* **DESCRIPTION OF THE TASK**: Go through the listing below and gather every line with the word "value".

[Collected data]
* * * * * * * * *

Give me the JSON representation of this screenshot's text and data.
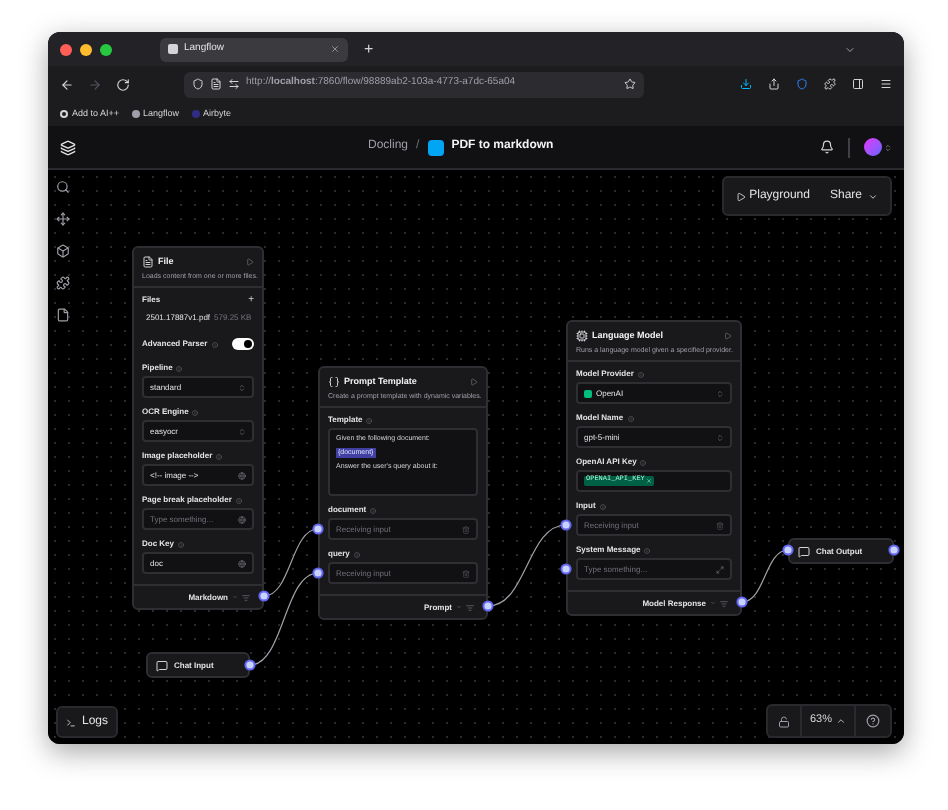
{
  "browser": {
    "tab": "Langflow",
    "new_tab": "+",
    "url": "http://**localhost**:7860/flow/98889ab2-103a-4773-a7dc-65a04",
    "bookmarks": [
      "Add to AI++",
      "Langflow",
      "Airbyte"
    ]
  },
  "header": {
    "project": "Docling",
    "separator": "/",
    "flow": "PDF to markdown"
  },
  "toolbar": {
    "playground": "Playground",
    "share": "Share"
  },
  "nodes": [
    {
      "kind": "component",
      "title": "File",
      "description": "Loads content from one or more files.",
      "output": "Markdown",
      "fields": [
        {
          "kind": "files",
          "label": "Files",
          "add": "+",
          "file": "2501.17887v1.pdf",
          "size": "579.25 KB"
        },
        {
          "kind": "toggle",
          "label": "Advanced Parser",
          "on": true
        },
        {
          "kind": "select",
          "label": "Pipeline",
          "value": "standard"
        },
        {
          "kind": "select",
          "label": "OCR Engine",
          "value": "easyocr"
        },
        {
          "kind": "input",
          "label": "Image placeholder",
          "value": "<!-- image -->"
        },
        {
          "kind": "input",
          "label": "Page break placeholder",
          "placeholder": "Type something..."
        },
        {
          "kind": "input",
          "label": "Doc Key",
          "value": "doc"
        }
      ]
    },
    {
      "kind": "component",
      "title": "Prompt Template",
      "description": "Create a prompt template with dynamic variables.",
      "output": "Prompt",
      "fields": [
        {
          "kind": "template",
          "label": "Template",
          "lines": [
            {
              "text": "Given the following document:",
              "variable": false
            },
            {
              "text": "{document}",
              "variable": true
            },
            {
              "text": "Answer the user's query about it:",
              "variable": false
            }
          ]
        },
        {
          "kind": "receiver",
          "label": "document",
          "placeholder": "Receiving input"
        },
        {
          "kind": "receiver",
          "label": "query",
          "placeholder": "Receiving input"
        }
      ]
    },
    {
      "kind": "component",
      "title": "Language Model",
      "description": "Runs a language model given a specified provider.",
      "output": "Model Response",
      "fields": [
        {
          "kind": "provider",
          "label": "Model Provider",
          "value": "OpenAI"
        },
        {
          "kind": "select",
          "label": "Model Name",
          "value": "gpt-5-mini"
        },
        {
          "kind": "key",
          "label": "OpenAI API Key",
          "value": "OPENAI_API_KEY"
        },
        {
          "kind": "receiver",
          "label": "Input",
          "placeholder": "Receiving input"
        },
        {
          "kind": "textarea",
          "label": "System Message",
          "placeholder": "Type something..."
        }
      ]
    },
    {
      "kind": "compact",
      "title": "Chat Output"
    },
    {
      "kind": "compact",
      "title": "Chat Input"
    }
  ],
  "logs": "Logs",
  "zoom": "63%"
}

* * * * * * * * *

* **SOLVED EXERCISE**:
          "value": "standard"
          "value": "easyocr"
          "value": "<!-- image -->"
          "value": "doc"
          "value": "OpenAI"
          "value": "gpt-5-mini"
          "value": "OPENAI_API_KEY"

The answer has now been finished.